=== What to work on ===
Write out the entries below once more, exactly.

=== Data for this exercise ===
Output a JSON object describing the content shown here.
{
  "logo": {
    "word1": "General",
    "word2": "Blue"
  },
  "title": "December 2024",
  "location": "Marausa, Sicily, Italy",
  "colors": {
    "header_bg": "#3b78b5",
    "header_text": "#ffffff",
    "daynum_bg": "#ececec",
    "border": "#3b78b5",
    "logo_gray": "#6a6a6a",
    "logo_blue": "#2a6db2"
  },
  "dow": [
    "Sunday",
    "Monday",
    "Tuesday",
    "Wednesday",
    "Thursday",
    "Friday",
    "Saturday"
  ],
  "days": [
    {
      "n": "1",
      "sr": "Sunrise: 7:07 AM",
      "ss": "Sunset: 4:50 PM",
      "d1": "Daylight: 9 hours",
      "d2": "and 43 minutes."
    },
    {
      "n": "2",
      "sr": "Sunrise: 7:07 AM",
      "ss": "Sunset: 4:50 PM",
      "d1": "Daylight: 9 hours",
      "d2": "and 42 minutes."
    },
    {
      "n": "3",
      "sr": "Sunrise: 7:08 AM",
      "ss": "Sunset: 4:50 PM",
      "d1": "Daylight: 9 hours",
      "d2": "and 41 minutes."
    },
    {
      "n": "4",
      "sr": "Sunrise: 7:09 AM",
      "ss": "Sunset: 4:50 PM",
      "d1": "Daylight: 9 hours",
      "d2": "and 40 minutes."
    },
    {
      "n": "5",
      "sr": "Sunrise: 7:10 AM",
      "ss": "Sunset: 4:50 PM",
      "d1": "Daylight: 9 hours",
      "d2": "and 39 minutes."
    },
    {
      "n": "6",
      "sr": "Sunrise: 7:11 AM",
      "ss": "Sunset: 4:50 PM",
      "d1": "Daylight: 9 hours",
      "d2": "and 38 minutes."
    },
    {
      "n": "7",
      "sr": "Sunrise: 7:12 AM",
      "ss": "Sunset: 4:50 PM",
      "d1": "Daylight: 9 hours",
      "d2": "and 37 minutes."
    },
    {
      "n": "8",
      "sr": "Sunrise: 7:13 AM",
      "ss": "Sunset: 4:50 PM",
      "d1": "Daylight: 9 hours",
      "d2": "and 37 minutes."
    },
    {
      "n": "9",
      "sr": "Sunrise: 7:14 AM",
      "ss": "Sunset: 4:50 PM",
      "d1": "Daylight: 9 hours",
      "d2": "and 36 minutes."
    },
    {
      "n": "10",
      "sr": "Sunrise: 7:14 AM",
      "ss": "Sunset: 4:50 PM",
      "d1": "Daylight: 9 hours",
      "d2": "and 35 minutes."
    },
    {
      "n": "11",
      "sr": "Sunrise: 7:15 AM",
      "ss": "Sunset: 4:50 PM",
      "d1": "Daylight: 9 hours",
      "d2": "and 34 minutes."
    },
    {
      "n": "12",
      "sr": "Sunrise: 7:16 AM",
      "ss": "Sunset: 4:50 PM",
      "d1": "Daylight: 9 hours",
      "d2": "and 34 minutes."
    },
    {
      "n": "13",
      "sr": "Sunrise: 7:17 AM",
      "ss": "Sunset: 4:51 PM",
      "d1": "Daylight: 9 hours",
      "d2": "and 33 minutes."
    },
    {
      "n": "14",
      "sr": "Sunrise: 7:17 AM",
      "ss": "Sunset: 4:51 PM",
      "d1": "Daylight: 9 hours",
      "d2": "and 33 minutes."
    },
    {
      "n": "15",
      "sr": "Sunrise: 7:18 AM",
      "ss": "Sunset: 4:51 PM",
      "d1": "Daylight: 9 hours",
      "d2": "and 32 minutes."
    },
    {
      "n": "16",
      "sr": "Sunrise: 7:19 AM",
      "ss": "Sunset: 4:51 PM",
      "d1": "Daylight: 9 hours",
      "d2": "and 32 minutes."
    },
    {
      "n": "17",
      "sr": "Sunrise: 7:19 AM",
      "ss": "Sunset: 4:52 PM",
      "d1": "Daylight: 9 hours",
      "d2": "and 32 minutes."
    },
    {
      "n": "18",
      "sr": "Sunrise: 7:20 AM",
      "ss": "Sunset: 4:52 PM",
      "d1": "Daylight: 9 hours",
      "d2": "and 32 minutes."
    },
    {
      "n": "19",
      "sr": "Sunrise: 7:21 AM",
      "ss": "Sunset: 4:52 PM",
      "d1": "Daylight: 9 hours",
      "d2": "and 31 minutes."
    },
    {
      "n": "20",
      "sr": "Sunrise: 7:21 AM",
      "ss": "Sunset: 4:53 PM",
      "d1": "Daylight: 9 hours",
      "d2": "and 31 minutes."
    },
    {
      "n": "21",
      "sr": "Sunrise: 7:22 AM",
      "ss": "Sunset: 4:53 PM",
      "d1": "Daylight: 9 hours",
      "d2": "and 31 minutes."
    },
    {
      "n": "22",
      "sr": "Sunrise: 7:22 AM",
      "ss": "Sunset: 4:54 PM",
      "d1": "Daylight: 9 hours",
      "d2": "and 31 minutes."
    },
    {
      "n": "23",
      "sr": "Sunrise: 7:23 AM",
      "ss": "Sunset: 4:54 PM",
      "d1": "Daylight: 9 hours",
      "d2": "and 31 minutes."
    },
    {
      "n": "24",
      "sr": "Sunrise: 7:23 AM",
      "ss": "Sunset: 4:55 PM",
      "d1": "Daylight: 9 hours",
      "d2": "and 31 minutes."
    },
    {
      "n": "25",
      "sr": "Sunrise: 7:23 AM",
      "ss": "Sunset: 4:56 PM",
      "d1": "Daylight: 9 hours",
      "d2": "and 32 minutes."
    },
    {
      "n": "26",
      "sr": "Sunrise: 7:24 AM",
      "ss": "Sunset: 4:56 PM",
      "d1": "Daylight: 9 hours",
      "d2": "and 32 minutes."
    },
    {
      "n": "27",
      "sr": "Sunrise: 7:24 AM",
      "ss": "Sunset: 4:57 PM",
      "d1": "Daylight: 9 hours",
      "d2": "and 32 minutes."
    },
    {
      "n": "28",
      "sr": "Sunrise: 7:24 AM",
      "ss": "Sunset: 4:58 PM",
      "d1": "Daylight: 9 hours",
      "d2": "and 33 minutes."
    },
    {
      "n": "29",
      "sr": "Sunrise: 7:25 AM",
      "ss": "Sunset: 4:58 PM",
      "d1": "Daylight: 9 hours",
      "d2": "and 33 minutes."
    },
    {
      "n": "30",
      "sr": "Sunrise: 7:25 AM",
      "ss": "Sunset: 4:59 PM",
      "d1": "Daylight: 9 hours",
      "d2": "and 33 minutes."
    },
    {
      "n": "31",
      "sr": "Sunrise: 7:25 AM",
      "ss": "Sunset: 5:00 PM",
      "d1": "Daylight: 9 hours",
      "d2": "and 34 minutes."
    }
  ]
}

=== Result ===
Output a JSON object describing the content shown here.
{
  "logo": {
    "word1": "General",
    "word2": "Blue"
  },
  "title": "December 2024",
  "location": "Marausa, Sicily, Italy",
  "colors": {
    "header_bg": "#3b78b5",
    "header_text": "#ffffff",
    "daynum_bg": "#ececec",
    "border": "#3b78b5",
    "logo_gray": "#6a6a6a",
    "logo_blue": "#2a6db2"
  },
  "dow": [
    "Sunday",
    "Monday",
    "Tuesday",
    "Wednesday",
    "Thursday",
    "Friday",
    "Saturday"
  ],
  "days": [
    {
      "n": "1",
      "sr": "Sunrise: 7:07 AM",
      "ss": "Sunset: 4:50 PM",
      "d1": "Daylight: 9 hours",
      "d2": "and 43 minutes."
    },
    {
      "n": "2",
      "sr": "Sunrise: 7:07 AM",
      "ss": "Sunset: 4:50 PM",
      "d1": "Daylight: 9 hours",
      "d2": "and 42 minutes."
    },
    {
      "n": "3",
      "sr": "Sunrise: 7:08 AM",
      "ss": "Sunset: 4:50 PM",
      "d1": "Daylight: 9 hours",
      "d2": "and 41 minutes."
    },
    {
      "n": "4",
      "sr": "Sunrise: 7:09 AM",
      "ss": "Sunset: 4:50 PM",
      "d1": "Daylight: 9 hours",
      "d2": "and 40 minutes."
    },
    {
      "n": "5",
      "sr": "Sunrise: 7:10 AM",
      "ss": "Sunset: 4:50 PM",
      "d1": "Daylight: 9 hours",
      "d2": "and 39 minutes."
    },
    {
      "n": "6",
      "sr": "Sunrise: 7:11 AM",
      "ss": "Sunset: 4:50 PM",
      "d1": "Daylight: 9 hours",
      "d2": "and 38 minutes."
    },
    {
      "n": "7",
      "sr": "Sunrise: 7:12 AM",
      "ss": "Sunset: 4:50 PM",
      "d1": "Daylight: 9 hours",
      "d2": "and 37 minutes."
    },
    {
      "n": "8",
      "sr": "Sunrise: 7:13 AM",
      "ss": "Sunset: 4:50 PM",
      "d1": "Daylight: 9 hours",
      "d2": "and 37 minutes."
    },
    {
      "n": "9",
      "sr": "Sunrise: 7:14 AM",
      "ss": "Sunset: 4:50 PM",
      "d1": "Daylight: 9 hours",
      "d2": "and 36 minutes."
    },
    {
      "n": "10",
      "sr": "Sunrise: 7:14 AM",
      "ss": "Sunset: 4:50 PM",
      "d1": "Daylight: 9 hours",
      "d2": "and 35 minutes."
    },
    {
      "n": "11",
      "sr": "Sunrise: 7:15 AM",
      "ss": "Sunset: 4:50 PM",
      "d1": "Daylight: 9 hours",
      "d2": "and 34 minutes."
    },
    {
      "n": "12",
      "sr": "Sunrise: 7:16 AM",
      "ss": "Sunset: 4:50 PM",
      "d1": "Daylight: 9 hours",
      "d2": "and 34 minutes."
    },
    {
      "n": "13",
      "sr": "Sunrise: 7:17 AM",
      "ss": "Sunset: 4:51 PM",
      "d1": "Daylight: 9 hours",
      "d2": "and 33 minutes."
    },
    {
      "n": "14",
      "sr": "Sunrise: 7:17 AM",
      "ss": "Sunset: 4:51 PM",
      "d1": "Daylight: 9 hours",
      "d2": "and 33 minutes."
    },
    {
      "n": "15",
      "sr": "Sunrise: 7:18 AM",
      "ss": "Sunset: 4:51 PM",
      "d1": "Daylight: 9 hours",
      "d2": "and 32 minutes."
    },
    {
      "n": "16",
      "sr": "Sunrise: 7:19 AM",
      "ss": "Sunset: 4:51 PM",
      "d1": "Daylight: 9 hours",
      "d2": "and 32 minutes."
    },
    {
      "n": "17",
      "sr": "Sunrise: 7:19 AM",
      "ss": "Sunset: 4:52 PM",
      "d1": "Daylight: 9 hours",
      "d2": "and 32 minutes."
    },
    {
      "n": "18",
      "sr": "Sunrise: 7:20 AM",
      "ss": "Sunset: 4:52 PM",
      "d1": "Daylight: 9 hours",
      "d2": "and 32 minutes."
    },
    {
      "n": "19",
      "sr": "Sunrise: 7:21 AM",
      "ss": "Sunset: 4:52 PM",
      "d1": "Daylight: 9 hours",
      "d2": "and 31 minutes."
    },
    {
      "n": "20",
      "sr": "Sunrise: 7:21 AM",
      "ss": "Sunset: 4:53 PM",
      "d1": "Daylight: 9 hours",
      "d2": "and 31 minutes."
    },
    {
      "n": "21",
      "sr": "Sunrise: 7:22 AM",
      "ss": "Sunset: 4:53 PM",
      "d1": "Daylight: 9 hours",
      "d2": "and 31 minutes."
    },
    {
      "n": "22",
      "sr": "Sunrise: 7:22 AM",
      "ss": "Sunset: 4:54 PM",
      "d1": "Daylight: 9 hours",
      "d2": "and 31 minutes."
    },
    {
      "n": "23",
      "sr": "Sunrise: 7:23 AM",
      "ss": "Sunset: 4:54 PM",
      "d1": "Daylight: 9 hours",
      "d2": "and 31 minutes."
    },
    {
      "n": "24",
      "sr": "Sunrise: 7:23 AM",
      "ss": "Sunset: 4:55 PM",
      "d1": "Daylight: 9 hours",
      "d2": "and 31 minutes."
    },
    {
      "n": "25",
      "sr": "Sunrise: 7:23 AM",
      "ss": "Sunset: 4:56 PM",
      "d1": "Daylight: 9 hours",
      "d2": "and 32 minutes."
    },
    {
      "n": "26",
      "sr": "Sunrise: 7:24 AM",
      "ss": "Sunset: 4:56 PM",
      "d1": "Daylight: 9 hours",
      "d2": "and 32 minutes."
    },
    {
      "n": "27",
      "sr": "Sunrise: 7:24 AM",
      "ss": "Sunset: 4:57 PM",
      "d1": "Daylight: 9 hours",
      "d2": "and 32 minutes."
    },
    {
      "n": "28",
      "sr": "Sunrise: 7:24 AM",
      "ss": "Sunset: 4:58 PM",
      "d1": "Daylight: 9 hours",
      "d2": "and 33 minutes."
    },
    {
      "n": "29",
      "sr": "Sunrise: 7:25 AM",
      "ss": "Sunset: 4:58 PM",
      "d1": "Daylight: 9 hours",
      "d2": "and 33 minutes."
    },
    {
      "n": "30",
      "sr": "Sunrise: 7:25 AM",
      "ss": "Sunset: 4:59 PM",
      "d1": "Daylight: 9 hours",
      "d2": "and 33 minutes."
    },
    {
      "n": "31",
      "sr": "Sunrise: 7:25 AM",
      "ss": "Sunset: 5:00 PM",
      "d1": "Daylight: 9 hours",
      "d2": "and 34 minutes."
    }
  ]
}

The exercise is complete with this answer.